### PROBLEM TO SOLVE
Show all lines from the data that include the word "kind".

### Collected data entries
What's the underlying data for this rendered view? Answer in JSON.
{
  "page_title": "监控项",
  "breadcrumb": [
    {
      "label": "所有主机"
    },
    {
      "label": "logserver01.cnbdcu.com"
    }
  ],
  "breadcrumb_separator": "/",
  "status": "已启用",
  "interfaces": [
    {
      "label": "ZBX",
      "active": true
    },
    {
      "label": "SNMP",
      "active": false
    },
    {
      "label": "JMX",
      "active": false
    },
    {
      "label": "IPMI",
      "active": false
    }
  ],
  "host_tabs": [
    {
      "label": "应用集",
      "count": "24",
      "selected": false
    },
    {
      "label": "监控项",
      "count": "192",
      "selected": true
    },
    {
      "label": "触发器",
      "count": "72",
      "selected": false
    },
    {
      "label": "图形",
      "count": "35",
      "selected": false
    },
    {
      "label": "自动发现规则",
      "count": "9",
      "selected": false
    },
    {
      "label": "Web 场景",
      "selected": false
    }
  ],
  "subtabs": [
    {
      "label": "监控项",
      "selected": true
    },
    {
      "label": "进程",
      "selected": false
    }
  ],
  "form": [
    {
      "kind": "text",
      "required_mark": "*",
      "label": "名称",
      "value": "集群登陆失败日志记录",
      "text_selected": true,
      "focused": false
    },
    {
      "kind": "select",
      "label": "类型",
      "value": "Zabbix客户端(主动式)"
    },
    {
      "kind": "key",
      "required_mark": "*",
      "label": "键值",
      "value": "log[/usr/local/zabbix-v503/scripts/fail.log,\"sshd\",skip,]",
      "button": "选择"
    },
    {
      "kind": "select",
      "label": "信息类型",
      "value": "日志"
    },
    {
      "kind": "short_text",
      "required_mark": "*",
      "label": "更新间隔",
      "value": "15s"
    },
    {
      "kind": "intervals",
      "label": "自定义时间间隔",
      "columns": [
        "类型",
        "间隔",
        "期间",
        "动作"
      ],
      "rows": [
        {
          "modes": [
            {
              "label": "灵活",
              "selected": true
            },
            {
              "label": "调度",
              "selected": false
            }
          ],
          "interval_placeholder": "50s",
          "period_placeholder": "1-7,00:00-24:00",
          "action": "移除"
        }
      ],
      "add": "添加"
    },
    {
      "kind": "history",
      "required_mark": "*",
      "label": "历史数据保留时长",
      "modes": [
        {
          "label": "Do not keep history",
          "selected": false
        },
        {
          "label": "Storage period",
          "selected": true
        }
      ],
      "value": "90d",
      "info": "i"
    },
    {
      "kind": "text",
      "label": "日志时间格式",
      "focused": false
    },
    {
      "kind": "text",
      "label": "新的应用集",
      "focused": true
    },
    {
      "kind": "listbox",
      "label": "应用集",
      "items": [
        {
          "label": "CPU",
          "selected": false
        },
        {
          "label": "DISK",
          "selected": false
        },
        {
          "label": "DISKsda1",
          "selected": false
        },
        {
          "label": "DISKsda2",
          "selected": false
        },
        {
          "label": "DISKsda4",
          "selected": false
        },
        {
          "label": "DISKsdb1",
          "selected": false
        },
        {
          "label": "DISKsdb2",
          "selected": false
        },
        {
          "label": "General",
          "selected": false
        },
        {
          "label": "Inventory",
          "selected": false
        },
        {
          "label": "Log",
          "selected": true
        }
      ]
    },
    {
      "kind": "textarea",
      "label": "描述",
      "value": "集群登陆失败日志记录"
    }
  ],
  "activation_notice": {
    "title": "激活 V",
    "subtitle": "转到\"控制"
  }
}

### RESPONSE TO THIS TASK
      "kind": "text",
      "kind": "select",
      "kind": "key",
      "kind": "select",
      "kind": "short_text",
      "kind": "intervals",
      "kind": "history",
      "kind": "text",
      "kind": "text",
      "kind": "listbox",
      "kind": "textarea",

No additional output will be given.